[What you need to do]
Every record here needs to be written out again exactly.

[Records shown]
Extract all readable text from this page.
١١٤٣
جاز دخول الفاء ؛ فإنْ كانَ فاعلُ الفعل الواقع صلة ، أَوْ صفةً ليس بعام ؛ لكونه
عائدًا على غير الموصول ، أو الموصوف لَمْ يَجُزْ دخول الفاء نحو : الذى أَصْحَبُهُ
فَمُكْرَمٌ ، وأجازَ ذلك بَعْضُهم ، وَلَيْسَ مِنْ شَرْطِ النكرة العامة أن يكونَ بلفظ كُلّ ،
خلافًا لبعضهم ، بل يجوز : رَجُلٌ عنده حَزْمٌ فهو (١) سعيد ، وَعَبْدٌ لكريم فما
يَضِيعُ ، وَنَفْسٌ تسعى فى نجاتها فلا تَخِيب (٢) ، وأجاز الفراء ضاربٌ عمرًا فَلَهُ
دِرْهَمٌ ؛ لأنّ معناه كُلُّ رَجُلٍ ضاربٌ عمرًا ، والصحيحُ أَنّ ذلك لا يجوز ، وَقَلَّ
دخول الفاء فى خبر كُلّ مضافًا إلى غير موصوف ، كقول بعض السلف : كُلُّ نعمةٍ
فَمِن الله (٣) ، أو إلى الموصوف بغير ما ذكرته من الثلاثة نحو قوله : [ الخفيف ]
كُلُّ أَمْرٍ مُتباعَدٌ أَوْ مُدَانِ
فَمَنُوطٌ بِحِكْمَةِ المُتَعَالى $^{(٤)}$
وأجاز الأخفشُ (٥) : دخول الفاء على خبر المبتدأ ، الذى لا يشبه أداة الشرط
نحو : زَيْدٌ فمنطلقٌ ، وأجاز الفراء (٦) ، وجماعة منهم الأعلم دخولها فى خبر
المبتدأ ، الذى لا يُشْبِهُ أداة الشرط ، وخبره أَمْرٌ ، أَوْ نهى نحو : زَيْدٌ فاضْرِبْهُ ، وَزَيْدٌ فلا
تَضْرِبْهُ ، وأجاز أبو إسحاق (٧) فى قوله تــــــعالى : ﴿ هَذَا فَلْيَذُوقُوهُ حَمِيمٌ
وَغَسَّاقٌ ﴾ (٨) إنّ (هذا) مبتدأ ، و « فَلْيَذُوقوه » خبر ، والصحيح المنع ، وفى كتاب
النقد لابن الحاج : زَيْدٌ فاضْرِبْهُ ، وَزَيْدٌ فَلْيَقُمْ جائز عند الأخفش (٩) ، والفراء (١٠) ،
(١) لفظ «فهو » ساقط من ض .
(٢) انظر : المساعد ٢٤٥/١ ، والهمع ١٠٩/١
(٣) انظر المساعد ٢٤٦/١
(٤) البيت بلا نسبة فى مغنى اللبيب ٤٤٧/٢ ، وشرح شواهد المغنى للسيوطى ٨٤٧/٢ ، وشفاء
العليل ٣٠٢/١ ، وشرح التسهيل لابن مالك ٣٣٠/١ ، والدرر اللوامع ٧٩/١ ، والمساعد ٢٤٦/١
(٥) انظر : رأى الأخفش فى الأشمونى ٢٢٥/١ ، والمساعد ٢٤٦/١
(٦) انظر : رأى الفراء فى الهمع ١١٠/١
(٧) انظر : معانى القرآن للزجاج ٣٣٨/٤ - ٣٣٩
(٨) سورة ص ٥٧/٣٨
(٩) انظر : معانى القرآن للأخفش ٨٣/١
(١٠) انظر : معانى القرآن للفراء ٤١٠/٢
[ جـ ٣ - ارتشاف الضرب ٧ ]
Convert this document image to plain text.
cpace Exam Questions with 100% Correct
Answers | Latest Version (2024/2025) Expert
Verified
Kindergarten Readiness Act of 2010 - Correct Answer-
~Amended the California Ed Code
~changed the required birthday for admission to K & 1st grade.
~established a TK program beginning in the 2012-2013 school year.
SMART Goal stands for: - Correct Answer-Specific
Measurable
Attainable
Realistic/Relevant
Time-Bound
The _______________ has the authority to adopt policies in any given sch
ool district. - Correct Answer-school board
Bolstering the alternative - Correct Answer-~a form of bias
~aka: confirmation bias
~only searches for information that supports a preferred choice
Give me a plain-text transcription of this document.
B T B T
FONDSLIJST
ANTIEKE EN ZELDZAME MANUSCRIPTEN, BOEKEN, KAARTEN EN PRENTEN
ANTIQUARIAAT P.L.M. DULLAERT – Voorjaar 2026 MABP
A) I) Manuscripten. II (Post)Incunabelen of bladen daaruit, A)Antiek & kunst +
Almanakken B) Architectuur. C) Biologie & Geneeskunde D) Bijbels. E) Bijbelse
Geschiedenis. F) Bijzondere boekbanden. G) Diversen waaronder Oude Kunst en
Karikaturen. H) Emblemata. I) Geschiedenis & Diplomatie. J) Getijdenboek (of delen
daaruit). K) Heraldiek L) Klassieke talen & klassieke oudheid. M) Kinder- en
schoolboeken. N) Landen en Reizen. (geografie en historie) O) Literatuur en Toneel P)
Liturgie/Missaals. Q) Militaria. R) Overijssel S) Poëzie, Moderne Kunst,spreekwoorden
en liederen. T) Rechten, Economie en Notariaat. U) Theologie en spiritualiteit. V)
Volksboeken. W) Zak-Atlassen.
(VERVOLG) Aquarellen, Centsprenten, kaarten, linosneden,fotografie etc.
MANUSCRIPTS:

[Solution to this exercise]
Extract all readable text from this page.
١١٤٣
جاز دخول الفاء ؛ فإنْ كانَ فاعلُ الفعل الواقع صلة ، أَوْ صفةً ليس بعام ؛ لكونه
عائدًا على غير الموصول ، أو الموصوف لَمْ يَجُزْ دخول الفاء نحو : الذى أَصْحَبُهُ
فَمُكْرَمٌ ، وأجازَ ذلك بَعْضُهم ، وَلَيْسَ مِنْ شَرْطِ النكرة العامة أن يكونَ بلفظ كُلّ ،
خلافًا لبعضهم ، بل يجوز : رَجُلٌ عنده حَزْمٌ فهو (١) سعيد ، وَعَبْدٌ لكريم فما
يَضِيعُ ، وَنَفْسٌ تسعى فى نجاتها فلا تَخِيب (٢) ، وأجاز الفراء ضاربٌ عمرًا فَلَهُ
دِرْهَمٌ ؛ لأنّ معناه كُلُّ رَجُلٍ ضاربٌ عمرًا ، والصحيحُ أَنّ ذلك لا يجوز ، وَقَلَّ
دخول الفاء فى خبر كُلّ مضافًا إلى غير موصوف ، كقول بعض السلف : كُلُّ نعمةٍ
فَمِن الله (٣) ، أو إلى الموصوف بغير ما ذكرته من الثلاثة نحو قوله : [ الخفيف ]
كُلُّ أَمْرٍ مُتباعَدٌ أَوْ مُدَانِ
فَمَنُوطٌ بِحِكْمَةِ المُتَعَالى $^{(٤)}$
وأجاز الأخفشُ (٥) : دخول الفاء على خبر المبتدأ ، الذى لا يشبه أداة الشرط
نحو : زَيْدٌ فمنطلقٌ ، وأجاز الفراء (٦) ، وجماعة منهم الأعلم دخولها فى خبر
المبتدأ ، الذى لا يُشْبِهُ أداة الشرط ، وخبره أَمْرٌ ، أَوْ نهى نحو : زَيْدٌ فاضْرِبْهُ ، وَزَيْدٌ فلا
تَضْرِبْهُ ، وأجاز أبو إسحاق (٧) فى قوله تــــــعالى : ﴿ هَذَا فَلْيَذُوقُوهُ حَمِيمٌ
وَغَسَّاقٌ ﴾ (٨) إنّ (هذا) مبتدأ ، و « فَلْيَذُوقوه » خبر ، والصحيح المنع ، وفى كتاب
النقد لابن الحاج : زَيْدٌ فاضْرِبْهُ ، وَزَيْدٌ فَلْيَقُمْ جائز عند الأخفش (٩) ، والفراء (١٠) ،
(١) لفظ «فهو » ساقط من ض .
(٢) انظر : المساعد ٢٤٥/١ ، والهمع ١٠٩/١
(٣) انظر المساعد ٢٤٦/١
(٤) البيت بلا نسبة فى مغنى اللبيب ٤٤٧/٢ ، وشرح شواهد المغنى للسيوطى ٨٤٧/٢ ، وشفاء
العليل ٣٠٢/١ ، وشرح التسهيل لابن مالك ٣٣٠/١ ، والدرر اللوامع ٧٩/١ ، والمساعد ٢٤٦/١
(٥) انظر : رأى الأخفش فى الأشمونى ٢٢٥/١ ، والمساعد ٢٤٦/١
(٦) انظر : رأى الفراء فى الهمع ١١٠/١
(٧) انظر : معانى القرآن للزجاج ٣٣٨/٤ - ٣٣٩
(٨) سورة ص ٥٧/٣٨
(٩) انظر : معانى القرآن للأخفش ٨٣/١
(١٠) انظر : معانى القرآن للفراء ٤١٠/٢
[ جـ ٣ - ارتشاف الضرب ٧ ]
Convert this document image to plain text.
cpace Exam Questions with 100% Correct
Answers | Latest Version (2024/2025) Expert
Verified
Kindergarten Readiness Act of 2010 - Correct Answer-
~Amended the California Ed Code
~changed the required birthday for admission to K & 1st grade.
~established a TK program beginning in the 2012-2013 school year.
SMART Goal stands for: - Correct Answer-Specific
Measurable
Attainable
Realistic/Relevant
Time-Bound
The _______________ has the authority to adopt policies in any given sch
ool district. - Correct Answer-school board
Bolstering the alternative - Correct Answer-~a form of bias
~aka: confirmation bias
~only searches for information that supports a preferred choice
Give me a plain-text transcription of this document.
B T B T
FONDSLIJST
ANTIEKE EN ZELDZAME MANUSCRIPTEN, BOEKEN, KAARTEN EN PRENTEN
ANTIQUARIAAT P.L.M. DULLAERT – Voorjaar 2026 MABP
A) I) Manuscripten. II (Post)Incunabelen of bladen daaruit, A)Antiek & kunst +
Almanakken B) Architectuur. C) Biologie & Geneeskunde D) Bijbels. E) Bijbelse
Geschiedenis. F) Bijzondere boekbanden. G) Diversen waaronder Oude Kunst en
Karikaturen. H) Emblemata. I) Geschiedenis & Diplomatie. J) Getijdenboek (of delen
daaruit). K) Heraldiek L) Klassieke talen & klassieke oudheid. M) Kinder- en
schoolboeken. N) Landen en Reizen. (geografie en historie) O) Literatuur en Toneel P)
Liturgie/Missaals. Q) Militaria. R) Overijssel S) Poëzie, Moderne Kunst,spreekwoorden
en liederen. T) Rechten, Economie en Notariaat. U) Theologie en spiritualiteit. V)
Volksboeken. W) Zak-Atlassen.
(VERVOLG) Aquarellen, Centsprenten, kaarten, linosneden,fotografie etc.
MANUSCRIPTS:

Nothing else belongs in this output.